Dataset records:
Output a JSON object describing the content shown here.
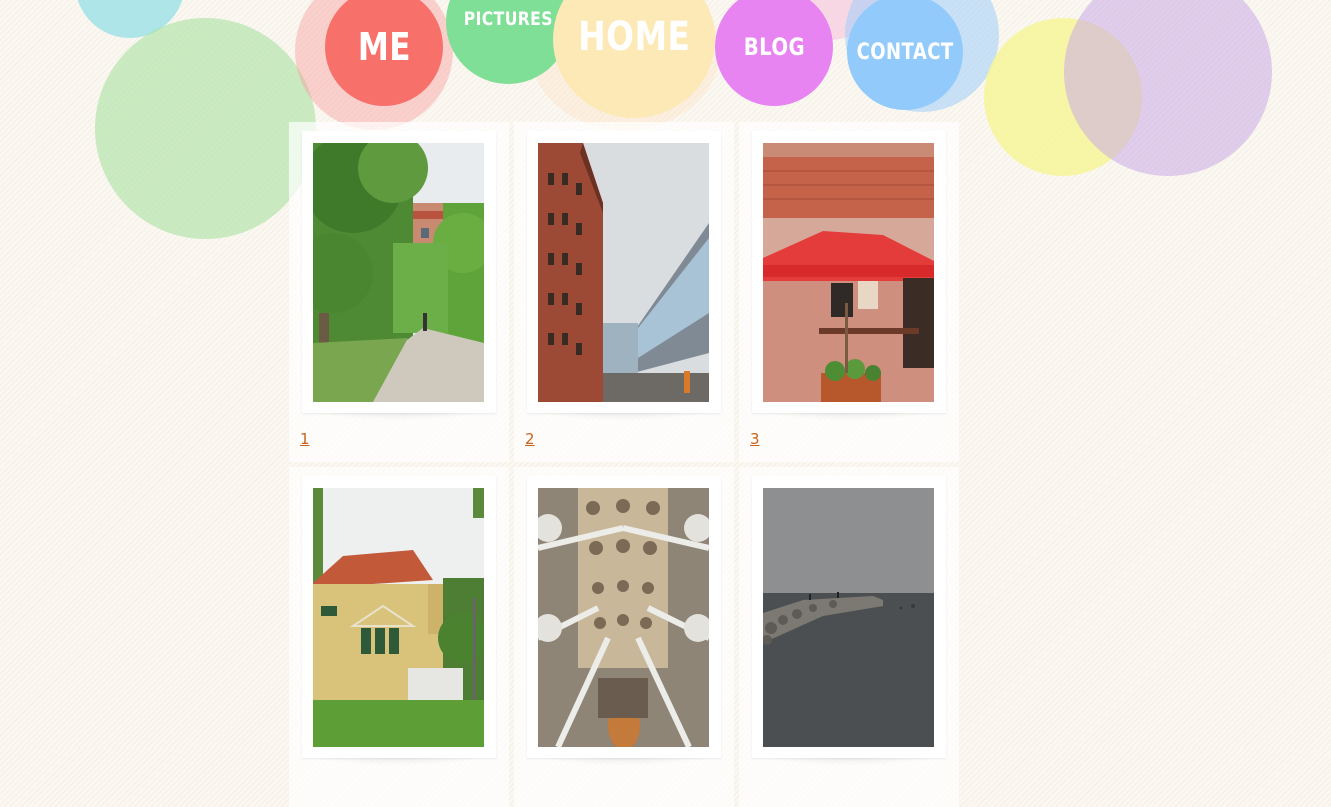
{
  "nav": {
    "me": "ME",
    "pictures": "PICTURES",
    "home": "HOME",
    "blog": "BLOG",
    "contact": "CONTACT"
  },
  "gallery": {
    "items": [
      {
        "label": "1",
        "subject": "tree-lined path with building"
      },
      {
        "label": "2",
        "subject": "red brick building and glass walkway"
      },
      {
        "label": "3",
        "subject": "cafe terrace with red umbrella"
      },
      {
        "label": "",
        "subject": "yellow villa with red roof"
      },
      {
        "label": "",
        "subject": "cathedral ceiling vaults"
      },
      {
        "label": "",
        "subject": "stone pier at grey sea"
      }
    ]
  },
  "colors": {
    "me": "#f7706a",
    "pictures": "#7fdf96",
    "home": "#fce9b6",
    "blog": "#e883f2",
    "contact": "#92cbfb",
    "link": "#c7631d"
  }
}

• [Objective]:
Omit the pictures, then output the rest of the listing exactly.

• [Result of this exercise]:
Output a JSON object describing the content shown here.
{
  "nav": {
    "me": "ME",
    "pictures": "PICTURES",
    "home": "HOME",
    "blog": "BLOG",
    "contact": "CONTACT"
  },
  "gallery": {
    "items": [
      {
        "label": "1",
        "subject": "tree-lined path with building"
      },
      {
        "label": "2",
        "subject": "red brick building and glass walkway"
      },
      {
        "label": "3",
        "subject": "cafe terrace with red umbrella"
      },
      {
        "label": "",
        "subject": "yellow villa with red roof"
      },
      {
        "label": "",
        "subject": "cathedral ceiling vaults"
      },
      {
        "label": "",
        "subject": "stone pier at grey sea"
      }
    ]
  },
  "colors": {
    "me": "#f7706a",
    "pictures": "#7fdf96",
    "home": "#fce9b6",
    "blog": "#e883f2",
    "contact": "#92cbfb",
    "link": "#c7631d"
  }
}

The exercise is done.